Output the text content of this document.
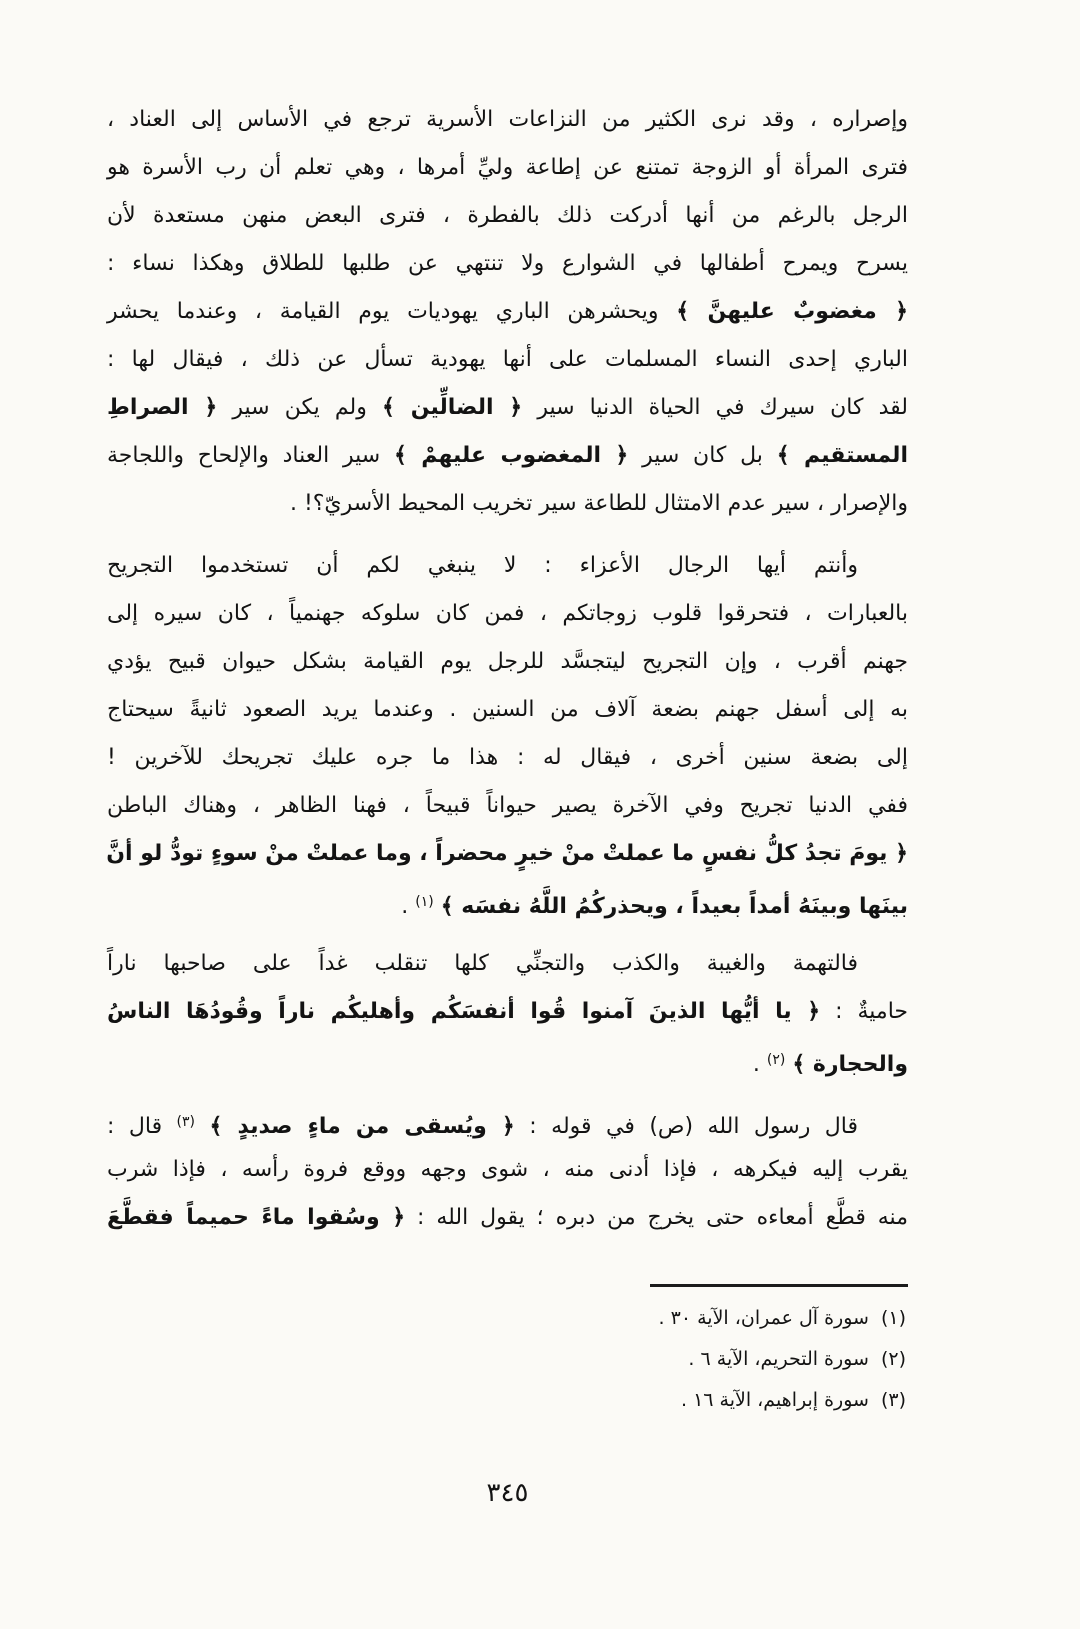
وإصراره ، وقد نرى الكثير من النزاعات الأسرية ترجع في الأساس إلى العناد ،
فترى المرأة أو الزوجة تمتنع عن إطاعة وليِّ أمرها ، وهي تعلم أن رب الأسرة هو
الرجل بالرغم من أنها أدركت ذلك بالفطرة ، فترى البعض منهن مستعدة لأن
يسرح ويمرح أطفالها في الشوارع ولا تنتهي عن طلبها للطلاق وهكذا نساء :
﴿ مغضوبٌ عليهنَّ ﴾ ويحشرهن الباري يهوديات يوم القيامة ، وعندما يحشر
الباري إحدى النساء المسلمات على أنها يهودية تسأل عن ذلك ، فيقال لها :
لقد كان سيرك في الحياة الدنيا سير ﴿ الضالِّين ﴾ ولم يكن سير ﴿ الصراطِ
المستقيم ﴾ بل كان سير ﴿ المغضوب عليهمْ ﴾ سير العناد والإلحاح واللجاجة
والإصرار ، سير عدم الامتثال للطاعة سير تخريب المحيط الأسريّ؟! .
وأنتم أيها الرجال الأعزاء : لا ينبغي لكم أن تستخدموا التجريح
بالعبارات ، فتحرقوا قلوب زوجاتكم ، فمن كان سلوكه جهنمياً ، كان سيره إلى
جهنم أقرب ، وإن التجريح ليتجسَّد للرجل يوم القيامة بشكل حيوان قبيح يؤدي
به إلى أسفل جهنم بضعة آلاف من السنين . وعندما يريد الصعود ثانيةً سيحتاج
إلى بضعة سنين أخرى ، فيقال له : هذا ما جره عليك تجريحك للآخرين !
ففي الدنيا تجريح وفي الآخرة يصير حيواناً قبيحاً ، فهنا الظاهر ، وهناك الباطن
﴿ يومَ تجدُ كلُّ نفسٍ ما عملتْ منْ خيرٍ محضراً ، وما عملتْ منْ سوءٍ تودُّ لو أنَّ
بينَها وبينَهُ أمداً بعيداً ، ويحذركُمُ اللَّهُ نفسَه ﴾ $^{(١)}$ .
فالتهمة والغيبة والكذب والتجنِّي كلها تنقلب غداً على صاحبها ناراً
حاميةٌ : ﴿ يا أيُّها الذينَ آمنوا قُوا أنفسَكُم وأهليكُم ناراً وقُودُهَا الناسُ
والحجارة ﴾ $^{(٢)}$ .
قال رسول الله (ص) في قوله : ﴿ ويُسقى من ماءٍ صديدٍ ﴾ $^{(٣)}$ قال :
يقرب إليه فيكرهه ، فإذا أدنى منه ، شوى وجهه ووقع فروة رأسه ، فإذا شرب
منه قطَّع أمعاءه حتى يخرج من دبره ؛ يقول الله : ﴿ وسُقوا ماءً حميماً فقطَّعَ
(١)سورة آل عمران، الآية ٣٠ .
(٢)سورة التحريم، الآية ٦ .
(٣)سورة إبراهيم، الآية ١٦ .
٣٤٥
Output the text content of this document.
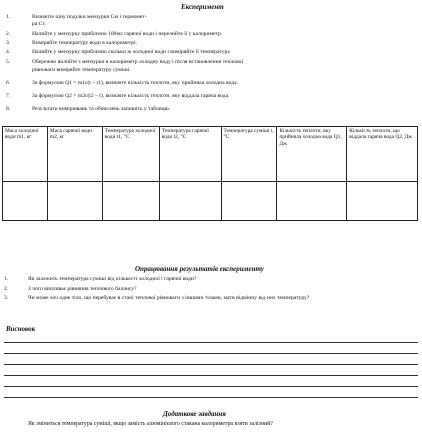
Експеримент
1.	Визначте ціну поділки мензурки Cм і термомет-
ра Cт.
2.	Налийте у мензурку приблизно 100мл гарячої води і перелийте її у калориметр.
3.	Виміряйте температуру води в калориметрі.
4.	Налийте у мензурку приблизно скільки ж холодної води і виміряйте її температуру.
5.	Обережно вилийте з мензурки в калориметр холодну воду і після встановлення теплової
рівноваги виміряйте температуру суміші.
6.	За формулою Q1 = m1c(t – t1), визначте кількість теплоти, яку прийняла холодна вода.
7.	За формулою Q2 = m2c(t2 – t), визначте кількість теплоти, яку віддала гаряча вода.
8.	Результати вимірювань та обчислень запишіть у таблицю.
Маса холодної води m1, кг	Маса гарячої води m2, кг	Температура холодної води t1, °С	Температура гарячої води t2, °С	Температура суміші t, °С	Кількість теплоти, яку прийняла холодна вода Q1, Дж	Кількість теплоти, що віддала гаряча вода Q2, Дж

Опрацювання результатів експерименту
1.	Як залежить температура суміші від кількості холодної і гарячої води?
2.	З чого випливає рівняння теплового балансу?
3.	Чи може хоч одне тіло, що перебуває в стані теплової рівноваги з іншими тілами, мати відмінну від них температуру?
Висновок
Додаткове завдання
Як зміниться температура суміші, якщо замість алюмінієвого стакана калориметра взяти залізний?
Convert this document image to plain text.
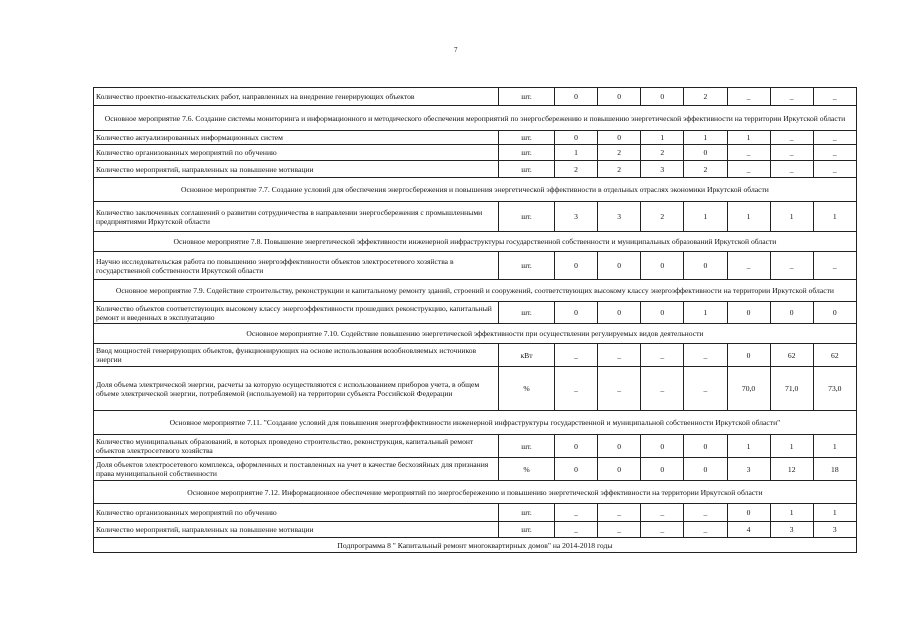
7
Количество проектно-изыскательских работ, направленных на внедрение генерирующих объектов	шт.	0	0	0	2	_	_	_
Основное мероприятие 7.6. Создание системы мониторинга и информационного и методического обеспечения мероприятий по энергосбережению и повышению энергетической эффективности на территории Иркутской области								
Количество актуализированных информационных систем	шт.	0	0	1	1	1	_	_
Количество организованных мероприятий по обучению	шт.	1	2	2	0	_	_	_
Количество мероприятий, направленных на повышение мотивации	шт.	2	2	3	2	_	_	_
Основное мероприятие 7.7. Создание условий для обеспечения энергосбережения и повышения энергетической эффективности в отдельных отраслях экономики Иркутской области								
Количество заключенных соглашений о развитии сотрудничества в направлении энергосбережения с промышленными предприятиями Иркутской области	шт.	3	3	2	1	1	1	1
Основное мероприятие 7.8. Повышение энергетической эффективности инженерной инфраструктуры государственной собственности и муниципальных образований Иркутской области								
Научно исследовательская работа по повышению энергоэффективности объектов электросетевого хозяйства в государственной собственности Иркутской области	шт.	0	0	0	0	_	_	_
Основное мероприятие 7.9. Содействие строительству, реконструкции и капитальному ремонту зданий, строений и сооружений, соответствующих высокому классу энергоэффективности на территории Иркутской области								
Количество объектов соответствующих высокому классу энергоэффективности прошедших реконструкцию, капитальный ремонт и введенных в эксплуатацию	шт.	0	0	0	1	0	0	0
Основное мероприятие 7.10. Содействие повышению энергетической эффективности при осуществлении регулируемых видов деятельности								
Ввод мощностей генерирующих объектов, функционирующих на основе использования возобновляемых источников энергии	кВт	_	_	_	_	0	62	62
Доля объема электрической энергии, расчеты за которую осуществляются с использованием приборов учета, в общем объеме электрической энергии, потребляемой (используемой) на территории субъекта Российской Федерации	%	_	_	_	_	70,0	71,0	73,0
Основное мероприятие 7.11. "Создание условий для повышения энергоэффективности инженерной инфраструктуры государственной и муниципальной собственности Иркутской области"								
Количество муниципальных образований, в которых проведено строительство, реконструкция, капитальный ремонт объектов электросетевого хозяйства	шт.	0	0	0	0	1	1	1
Доля объектов электросетевого комплекса, оформленных и поставленных на учет в качестве бесхозяйных для признания права муниципальной собственности	%	0	0	0	0	3	12	18
Основное мероприятие 7.12. Информационное обеспечение мероприятий по энергосбережению и повышению энергетической эффективности на территории Иркутской области								
Количество организованных мероприятий по обучению	шт.	_	_	_	_	0	1	1
Количество мероприятий, направленных на повышение мотивации	шт.	_	_	_	_	4	3	3
Подпрограмма 8 " Капитальный ремонт многоквартирных домов" на 2014-2018 годы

######

WHAT YOU WILL DO: Lines of the listing that contain the word "приблизно" are to be counted; report only their number.

COMPLETED EXERCISE: 2